→ **YOUR ASSIGNMENT**
Copy out all lines of the records in which the word "contamination" appears.

→ **INPUT DATA**
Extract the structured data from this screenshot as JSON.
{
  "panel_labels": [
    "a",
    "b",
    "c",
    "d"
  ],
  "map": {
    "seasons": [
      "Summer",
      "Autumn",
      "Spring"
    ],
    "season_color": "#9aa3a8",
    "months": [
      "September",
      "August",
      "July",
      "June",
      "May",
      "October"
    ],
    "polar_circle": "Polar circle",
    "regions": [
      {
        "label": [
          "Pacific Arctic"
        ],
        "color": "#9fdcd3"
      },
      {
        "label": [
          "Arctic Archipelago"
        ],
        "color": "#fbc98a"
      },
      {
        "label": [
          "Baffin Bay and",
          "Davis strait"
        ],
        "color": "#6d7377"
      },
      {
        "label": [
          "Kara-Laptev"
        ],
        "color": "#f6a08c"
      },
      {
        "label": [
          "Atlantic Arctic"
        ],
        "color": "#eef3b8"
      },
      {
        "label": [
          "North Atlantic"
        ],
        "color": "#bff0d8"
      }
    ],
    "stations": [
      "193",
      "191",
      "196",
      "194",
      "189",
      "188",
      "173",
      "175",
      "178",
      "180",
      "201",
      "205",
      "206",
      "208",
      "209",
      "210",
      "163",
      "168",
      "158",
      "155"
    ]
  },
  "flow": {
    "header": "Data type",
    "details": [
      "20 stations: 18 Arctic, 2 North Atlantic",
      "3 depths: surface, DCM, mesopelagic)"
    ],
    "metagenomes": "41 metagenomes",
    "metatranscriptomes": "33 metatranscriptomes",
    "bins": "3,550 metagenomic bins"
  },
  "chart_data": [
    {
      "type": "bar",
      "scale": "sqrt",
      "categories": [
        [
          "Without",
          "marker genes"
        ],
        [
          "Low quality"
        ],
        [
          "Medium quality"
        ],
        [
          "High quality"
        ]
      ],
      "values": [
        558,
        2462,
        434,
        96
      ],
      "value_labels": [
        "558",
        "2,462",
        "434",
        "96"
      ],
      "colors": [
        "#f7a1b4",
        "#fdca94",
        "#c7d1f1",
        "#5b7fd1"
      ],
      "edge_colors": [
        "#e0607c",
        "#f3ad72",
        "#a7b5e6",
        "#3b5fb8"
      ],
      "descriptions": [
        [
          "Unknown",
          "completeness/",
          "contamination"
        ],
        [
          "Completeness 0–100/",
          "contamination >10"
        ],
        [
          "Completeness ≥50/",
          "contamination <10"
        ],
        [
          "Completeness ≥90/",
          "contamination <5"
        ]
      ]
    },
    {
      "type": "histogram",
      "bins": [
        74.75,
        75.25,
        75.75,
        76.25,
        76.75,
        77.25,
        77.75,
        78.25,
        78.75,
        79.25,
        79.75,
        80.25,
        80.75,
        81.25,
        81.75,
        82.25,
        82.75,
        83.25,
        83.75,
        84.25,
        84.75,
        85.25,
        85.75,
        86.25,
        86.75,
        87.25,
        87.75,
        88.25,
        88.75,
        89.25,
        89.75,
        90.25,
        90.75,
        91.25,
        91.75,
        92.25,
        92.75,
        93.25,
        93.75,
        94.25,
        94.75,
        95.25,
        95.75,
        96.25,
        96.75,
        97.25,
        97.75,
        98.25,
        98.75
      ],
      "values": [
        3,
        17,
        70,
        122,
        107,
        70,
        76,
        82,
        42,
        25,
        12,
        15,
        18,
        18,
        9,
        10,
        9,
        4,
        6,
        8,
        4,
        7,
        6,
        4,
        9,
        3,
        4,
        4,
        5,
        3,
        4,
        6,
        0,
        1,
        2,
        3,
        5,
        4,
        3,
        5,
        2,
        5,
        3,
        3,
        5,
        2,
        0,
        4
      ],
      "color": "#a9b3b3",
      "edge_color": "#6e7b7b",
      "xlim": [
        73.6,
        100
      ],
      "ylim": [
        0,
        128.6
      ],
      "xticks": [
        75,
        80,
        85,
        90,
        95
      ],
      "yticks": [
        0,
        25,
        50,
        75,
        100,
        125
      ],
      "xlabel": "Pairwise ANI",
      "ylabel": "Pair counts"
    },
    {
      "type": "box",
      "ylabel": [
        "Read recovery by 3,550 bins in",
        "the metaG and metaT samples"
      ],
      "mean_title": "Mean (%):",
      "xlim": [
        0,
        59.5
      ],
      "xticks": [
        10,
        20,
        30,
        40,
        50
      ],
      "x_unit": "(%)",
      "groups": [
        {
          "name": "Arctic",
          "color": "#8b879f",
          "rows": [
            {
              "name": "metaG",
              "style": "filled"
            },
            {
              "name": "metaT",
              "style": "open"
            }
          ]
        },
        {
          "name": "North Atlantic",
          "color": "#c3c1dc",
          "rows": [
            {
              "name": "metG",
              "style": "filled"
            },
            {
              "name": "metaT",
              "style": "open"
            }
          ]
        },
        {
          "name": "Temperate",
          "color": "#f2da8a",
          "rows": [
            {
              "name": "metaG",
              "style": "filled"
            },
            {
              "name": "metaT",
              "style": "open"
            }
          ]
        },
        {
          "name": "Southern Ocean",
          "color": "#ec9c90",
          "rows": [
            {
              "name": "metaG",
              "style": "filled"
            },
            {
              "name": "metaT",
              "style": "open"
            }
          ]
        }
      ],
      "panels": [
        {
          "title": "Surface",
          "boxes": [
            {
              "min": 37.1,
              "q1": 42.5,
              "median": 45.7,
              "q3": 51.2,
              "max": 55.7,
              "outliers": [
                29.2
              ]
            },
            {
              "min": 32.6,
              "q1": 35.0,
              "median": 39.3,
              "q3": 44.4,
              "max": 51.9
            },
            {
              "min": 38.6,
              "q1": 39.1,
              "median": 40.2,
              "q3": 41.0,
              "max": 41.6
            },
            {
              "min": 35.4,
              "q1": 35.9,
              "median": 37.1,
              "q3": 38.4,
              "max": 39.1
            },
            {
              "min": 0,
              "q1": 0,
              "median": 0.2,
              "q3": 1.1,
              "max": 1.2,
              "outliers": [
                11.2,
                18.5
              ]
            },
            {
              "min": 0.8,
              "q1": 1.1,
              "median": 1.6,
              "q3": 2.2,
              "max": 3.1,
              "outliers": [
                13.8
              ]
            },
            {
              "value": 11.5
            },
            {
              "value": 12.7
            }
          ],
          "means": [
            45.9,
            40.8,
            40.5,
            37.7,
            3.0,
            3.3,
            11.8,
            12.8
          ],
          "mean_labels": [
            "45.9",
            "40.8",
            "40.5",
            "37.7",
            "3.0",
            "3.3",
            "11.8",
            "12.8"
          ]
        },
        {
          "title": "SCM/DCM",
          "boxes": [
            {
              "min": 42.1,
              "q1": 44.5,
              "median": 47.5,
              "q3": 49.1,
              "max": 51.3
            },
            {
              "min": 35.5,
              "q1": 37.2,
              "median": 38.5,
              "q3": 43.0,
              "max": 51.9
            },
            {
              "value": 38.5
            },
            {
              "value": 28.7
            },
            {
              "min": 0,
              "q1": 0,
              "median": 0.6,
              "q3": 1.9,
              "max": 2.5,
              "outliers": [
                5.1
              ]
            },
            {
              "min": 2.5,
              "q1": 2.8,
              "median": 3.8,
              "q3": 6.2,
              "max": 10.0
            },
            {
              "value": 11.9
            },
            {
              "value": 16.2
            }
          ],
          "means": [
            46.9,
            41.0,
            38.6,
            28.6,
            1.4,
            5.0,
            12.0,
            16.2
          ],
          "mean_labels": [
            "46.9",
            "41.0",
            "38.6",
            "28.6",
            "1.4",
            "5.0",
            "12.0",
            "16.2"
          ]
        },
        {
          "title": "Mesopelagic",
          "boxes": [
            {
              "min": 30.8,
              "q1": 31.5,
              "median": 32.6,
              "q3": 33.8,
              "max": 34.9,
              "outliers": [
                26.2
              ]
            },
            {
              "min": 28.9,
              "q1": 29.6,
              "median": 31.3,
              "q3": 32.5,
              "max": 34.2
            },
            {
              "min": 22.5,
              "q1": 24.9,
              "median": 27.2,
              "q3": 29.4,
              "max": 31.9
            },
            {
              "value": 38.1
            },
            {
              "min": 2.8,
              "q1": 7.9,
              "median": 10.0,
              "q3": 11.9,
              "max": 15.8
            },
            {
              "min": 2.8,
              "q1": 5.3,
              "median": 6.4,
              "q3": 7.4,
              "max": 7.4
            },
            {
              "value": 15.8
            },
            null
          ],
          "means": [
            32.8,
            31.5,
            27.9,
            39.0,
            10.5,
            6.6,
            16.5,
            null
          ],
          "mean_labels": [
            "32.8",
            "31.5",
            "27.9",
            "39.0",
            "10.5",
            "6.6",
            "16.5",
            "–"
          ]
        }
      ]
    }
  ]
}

→ **EXERCISE OUTPUT**
          "contamination"
          "contamination >10"
          "contamination <10"
          "contamination <5"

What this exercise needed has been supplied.